Records for processing
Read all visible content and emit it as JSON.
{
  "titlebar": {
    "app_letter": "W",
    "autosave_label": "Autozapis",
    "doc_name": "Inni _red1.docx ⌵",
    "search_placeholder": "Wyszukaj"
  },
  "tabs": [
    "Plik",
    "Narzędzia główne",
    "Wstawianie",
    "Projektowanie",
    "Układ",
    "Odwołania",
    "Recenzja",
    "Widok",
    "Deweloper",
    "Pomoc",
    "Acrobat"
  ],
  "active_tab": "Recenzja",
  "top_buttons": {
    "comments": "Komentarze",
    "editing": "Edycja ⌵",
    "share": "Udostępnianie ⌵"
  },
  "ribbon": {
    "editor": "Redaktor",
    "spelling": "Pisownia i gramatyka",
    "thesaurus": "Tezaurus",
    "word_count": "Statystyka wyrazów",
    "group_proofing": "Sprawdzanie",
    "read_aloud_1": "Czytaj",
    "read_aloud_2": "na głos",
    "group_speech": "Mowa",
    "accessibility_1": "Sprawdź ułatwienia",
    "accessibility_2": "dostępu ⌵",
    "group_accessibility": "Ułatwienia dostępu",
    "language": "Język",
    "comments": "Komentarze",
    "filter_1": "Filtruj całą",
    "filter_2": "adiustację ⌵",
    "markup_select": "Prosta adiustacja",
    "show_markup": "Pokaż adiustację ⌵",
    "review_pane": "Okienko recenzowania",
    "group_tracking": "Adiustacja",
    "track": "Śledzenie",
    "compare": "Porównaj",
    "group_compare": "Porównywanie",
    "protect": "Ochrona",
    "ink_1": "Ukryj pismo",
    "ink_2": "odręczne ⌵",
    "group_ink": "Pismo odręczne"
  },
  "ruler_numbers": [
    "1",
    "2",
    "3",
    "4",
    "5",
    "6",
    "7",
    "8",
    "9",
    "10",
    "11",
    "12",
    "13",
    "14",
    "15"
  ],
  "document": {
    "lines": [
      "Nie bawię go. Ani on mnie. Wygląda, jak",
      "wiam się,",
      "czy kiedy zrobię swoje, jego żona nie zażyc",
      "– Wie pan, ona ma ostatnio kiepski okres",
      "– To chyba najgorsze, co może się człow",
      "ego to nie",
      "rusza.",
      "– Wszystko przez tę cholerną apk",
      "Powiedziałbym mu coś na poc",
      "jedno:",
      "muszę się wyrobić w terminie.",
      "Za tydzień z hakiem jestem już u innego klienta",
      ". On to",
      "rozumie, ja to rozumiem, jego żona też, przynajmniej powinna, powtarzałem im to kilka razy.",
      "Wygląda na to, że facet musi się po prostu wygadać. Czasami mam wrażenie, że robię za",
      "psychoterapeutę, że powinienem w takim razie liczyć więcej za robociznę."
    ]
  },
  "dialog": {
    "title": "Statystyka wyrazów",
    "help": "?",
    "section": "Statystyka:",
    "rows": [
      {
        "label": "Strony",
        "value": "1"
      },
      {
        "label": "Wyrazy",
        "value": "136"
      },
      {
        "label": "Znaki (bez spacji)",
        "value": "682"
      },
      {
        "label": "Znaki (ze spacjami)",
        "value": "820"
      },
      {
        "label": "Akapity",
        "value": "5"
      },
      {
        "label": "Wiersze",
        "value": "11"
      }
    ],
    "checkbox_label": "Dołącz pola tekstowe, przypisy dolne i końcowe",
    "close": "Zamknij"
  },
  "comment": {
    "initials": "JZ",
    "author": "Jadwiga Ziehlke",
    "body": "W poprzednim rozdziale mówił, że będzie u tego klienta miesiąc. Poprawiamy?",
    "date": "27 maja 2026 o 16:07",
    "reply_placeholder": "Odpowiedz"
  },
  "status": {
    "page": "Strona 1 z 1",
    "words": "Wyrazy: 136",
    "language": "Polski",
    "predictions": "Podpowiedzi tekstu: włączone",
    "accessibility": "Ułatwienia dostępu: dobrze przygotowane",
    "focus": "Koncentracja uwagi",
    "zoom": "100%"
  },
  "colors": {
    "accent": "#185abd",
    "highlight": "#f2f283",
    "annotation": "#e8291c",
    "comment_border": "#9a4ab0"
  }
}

What to do
Of the lines in the records, determine how many contain the word "dostępu", and report that number alone.

Written solution
3